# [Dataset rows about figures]
☆ ☆ ☆
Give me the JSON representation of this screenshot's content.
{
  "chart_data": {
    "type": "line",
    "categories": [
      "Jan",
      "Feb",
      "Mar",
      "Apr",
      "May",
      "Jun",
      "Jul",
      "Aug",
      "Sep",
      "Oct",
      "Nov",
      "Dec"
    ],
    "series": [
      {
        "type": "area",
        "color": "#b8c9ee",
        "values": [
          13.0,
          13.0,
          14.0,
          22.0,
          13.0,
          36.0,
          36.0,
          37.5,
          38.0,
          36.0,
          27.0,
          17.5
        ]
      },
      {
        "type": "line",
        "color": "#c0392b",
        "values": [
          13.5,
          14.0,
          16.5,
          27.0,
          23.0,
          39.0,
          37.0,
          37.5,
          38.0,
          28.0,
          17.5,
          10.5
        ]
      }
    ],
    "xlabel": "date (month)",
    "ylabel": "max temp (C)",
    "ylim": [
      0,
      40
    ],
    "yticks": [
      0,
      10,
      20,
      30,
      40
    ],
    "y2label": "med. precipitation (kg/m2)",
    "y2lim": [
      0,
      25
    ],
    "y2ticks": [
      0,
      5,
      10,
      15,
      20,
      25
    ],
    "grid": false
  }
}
☆ ☆ ☆
# [SET PROBLEM]
Go through the listing and copy all of it exactly.

# [EXPECTED ANSWER]
Give me the JSON representation of this screenshot's content.
{
  "chart_data": {
    "type": "line",
    "categories": [
      "Jan",
      "Feb",
      "Mar",
      "Apr",
      "May",
      "Jun",
      "Jul",
      "Aug",
      "Sep",
      "Oct",
      "Nov",
      "Dec"
    ],
    "series": [
      {
        "type": "area",
        "color": "#b8c9ee",
        "values": [
          13.0,
          13.0,
          14.0,
          22.0,
          13.0,
          36.0,
          36.0,
          37.5,
          38.0,
          36.0,
          27.0,
          17.5
        ]
      },
      {
        "type": "line",
        "color": "#c0392b",
        "values": [
          13.5,
          14.0,
          16.5,
          27.0,
          23.0,
          39.0,
          37.0,
          37.5,
          38.0,
          28.0,
          17.5,
          10.5
        ]
      }
    ],
    "xlabel": "date (month)",
    "ylabel": "max temp (C)",
    "ylim": [
      0,
      40
    ],
    "yticks": [
      0,
      10,
      20,
      30,
      40
    ],
    "y2label": "med. precipitation (kg/m2)",
    "y2lim": [
      0,
      25
    ],
    "y2ticks": [
      0,
      5,
      10,
      15,
      20,
      25
    ],
    "grid": false
  }
}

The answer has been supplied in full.